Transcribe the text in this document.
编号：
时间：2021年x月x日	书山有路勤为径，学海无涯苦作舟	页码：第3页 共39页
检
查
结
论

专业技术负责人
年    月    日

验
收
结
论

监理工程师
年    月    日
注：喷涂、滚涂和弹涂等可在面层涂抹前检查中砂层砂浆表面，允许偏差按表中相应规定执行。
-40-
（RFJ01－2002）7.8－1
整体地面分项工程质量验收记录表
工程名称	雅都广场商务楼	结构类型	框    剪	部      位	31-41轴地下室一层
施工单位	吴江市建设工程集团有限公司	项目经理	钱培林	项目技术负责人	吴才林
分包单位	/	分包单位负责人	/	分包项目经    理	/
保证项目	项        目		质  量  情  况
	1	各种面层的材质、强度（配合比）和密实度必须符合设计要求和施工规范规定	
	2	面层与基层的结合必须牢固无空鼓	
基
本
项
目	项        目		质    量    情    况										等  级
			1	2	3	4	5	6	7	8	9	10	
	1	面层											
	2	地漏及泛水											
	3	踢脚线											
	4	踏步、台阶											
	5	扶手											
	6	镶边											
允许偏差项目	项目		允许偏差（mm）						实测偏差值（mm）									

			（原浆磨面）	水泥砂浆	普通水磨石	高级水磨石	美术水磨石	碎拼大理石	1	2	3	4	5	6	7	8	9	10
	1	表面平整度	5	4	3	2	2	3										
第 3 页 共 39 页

□ □ □ □ □ □ □

Reproduce each record shown above without altering a single word.

> [Written response]
Transcribe the text in this document.
编号：
时间：2021年x月x日	书山有路勤为径，学海无涯苦作舟	页码：第3页 共39页
检
查
结
论

专业技术负责人
年    月    日

验
收
结
论

监理工程师
年    月    日
注：喷涂、滚涂和弹涂等可在面层涂抹前检查中砂层砂浆表面，允许偏差按表中相应规定执行。
-40-
（RFJ01－2002）7.8－1
整体地面分项工程质量验收记录表
工程名称	雅都广场商务楼	结构类型	框    剪	部      位	31-41轴地下室一层
施工单位	吴江市建设工程集团有限公司	项目经理	钱培林	项目技术负责人	吴才林
分包单位	/	分包单位负责人	/	分包项目经    理	/
保证项目	项        目		质  量  情  况
	1	各种面层的材质、强度（配合比）和密实度必须符合设计要求和施工规范规定	
	2	面层与基层的结合必须牢固无空鼓	
基
本
项
目	项        目		质    量    情    况										等  级
			1	2	3	4	5	6	7	8	9	10	
	1	面层											
	2	地漏及泛水											
	3	踢脚线											
	4	踏步、台阶											
	5	扶手											
	6	镶边											
允许偏差项目	项目		允许偏差（mm）						实测偏差值（mm）									

			（原浆磨面）	水泥砂浆	普通水磨石	高级水磨石	美术水磨石	碎拼大理石	1	2	3	4	5	6	7	8	9	10
	1	表面平整度	5	4	3	2	2	3										
第 3 页 共 39 页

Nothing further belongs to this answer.